***** Records supplied

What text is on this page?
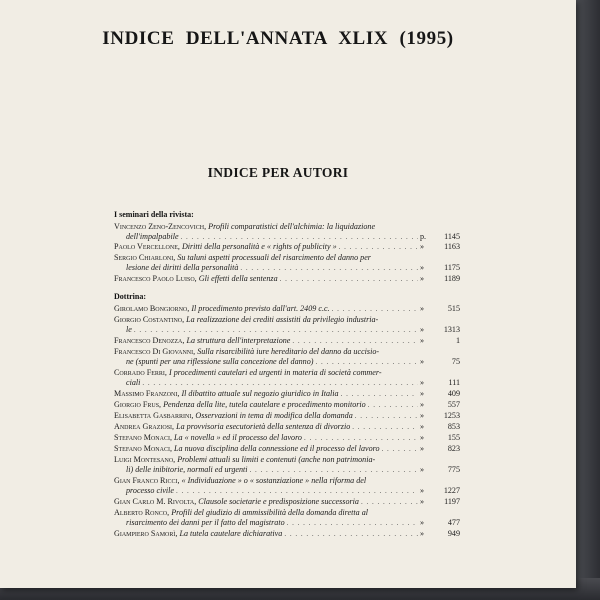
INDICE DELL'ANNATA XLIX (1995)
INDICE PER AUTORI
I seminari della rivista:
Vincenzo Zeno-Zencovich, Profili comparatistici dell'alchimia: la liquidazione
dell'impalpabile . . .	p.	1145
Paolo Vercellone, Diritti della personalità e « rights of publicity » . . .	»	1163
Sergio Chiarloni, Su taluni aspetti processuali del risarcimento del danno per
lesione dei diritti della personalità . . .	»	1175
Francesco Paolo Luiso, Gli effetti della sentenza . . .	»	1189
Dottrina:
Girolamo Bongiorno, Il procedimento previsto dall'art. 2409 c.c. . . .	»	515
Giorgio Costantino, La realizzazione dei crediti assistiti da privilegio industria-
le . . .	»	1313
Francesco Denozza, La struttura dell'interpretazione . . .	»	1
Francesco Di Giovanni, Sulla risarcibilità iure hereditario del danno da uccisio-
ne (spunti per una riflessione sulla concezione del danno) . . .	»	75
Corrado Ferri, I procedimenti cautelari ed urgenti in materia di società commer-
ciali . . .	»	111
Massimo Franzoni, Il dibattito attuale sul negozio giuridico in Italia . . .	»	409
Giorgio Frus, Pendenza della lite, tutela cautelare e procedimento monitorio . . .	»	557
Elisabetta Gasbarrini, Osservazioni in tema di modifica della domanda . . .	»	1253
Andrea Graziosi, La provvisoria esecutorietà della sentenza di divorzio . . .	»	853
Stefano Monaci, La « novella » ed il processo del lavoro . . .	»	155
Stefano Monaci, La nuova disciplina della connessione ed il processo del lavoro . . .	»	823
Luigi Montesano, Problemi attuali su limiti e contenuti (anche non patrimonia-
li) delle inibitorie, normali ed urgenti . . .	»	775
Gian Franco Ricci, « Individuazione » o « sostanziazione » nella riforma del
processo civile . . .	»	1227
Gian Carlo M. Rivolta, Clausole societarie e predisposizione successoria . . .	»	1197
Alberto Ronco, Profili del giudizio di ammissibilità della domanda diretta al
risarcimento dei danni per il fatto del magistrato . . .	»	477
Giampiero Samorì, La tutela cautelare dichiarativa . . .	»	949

**********
***** Records supplied

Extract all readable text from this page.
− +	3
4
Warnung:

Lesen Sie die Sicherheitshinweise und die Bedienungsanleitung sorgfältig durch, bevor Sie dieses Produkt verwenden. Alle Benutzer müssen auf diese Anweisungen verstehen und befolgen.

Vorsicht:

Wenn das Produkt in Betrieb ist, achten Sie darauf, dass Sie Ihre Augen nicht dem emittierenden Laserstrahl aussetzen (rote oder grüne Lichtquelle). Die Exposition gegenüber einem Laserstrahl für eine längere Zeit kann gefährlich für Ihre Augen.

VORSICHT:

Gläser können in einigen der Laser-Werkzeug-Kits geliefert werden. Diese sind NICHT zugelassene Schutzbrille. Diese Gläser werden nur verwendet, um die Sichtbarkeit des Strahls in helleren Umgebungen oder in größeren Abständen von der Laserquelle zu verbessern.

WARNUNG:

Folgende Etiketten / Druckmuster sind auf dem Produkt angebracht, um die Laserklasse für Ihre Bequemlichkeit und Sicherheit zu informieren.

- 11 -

**********

Written exercise: Search the entries for the word "Produkt" and pick out every line that holds it.

Answer to this exercise:
Lesen Sie die Sicherheitshinweise und die Bedienungsanleitung sorgfältig durch, bevor Sie dieses Produkt verwenden. Alle Benutzer müssen auf diese Anweisungen verstehen und befolgen.
Wenn das Produkt in Betrieb ist, achten Sie darauf, dass Sie Ihre Augen nicht dem emittierenden Laserstrahl aussetzen (rote oder grüne Lichtquelle). Die Exposition gegenüber einem Laserstrahl für eine längere Zeit kann gefährlich für Ihre Augen.
Folgende Etiketten / Druckmuster sind auf dem Produkt angebracht, um die Laserklasse für Ihre Bequemlichkeit und Sicherheit zu informieren.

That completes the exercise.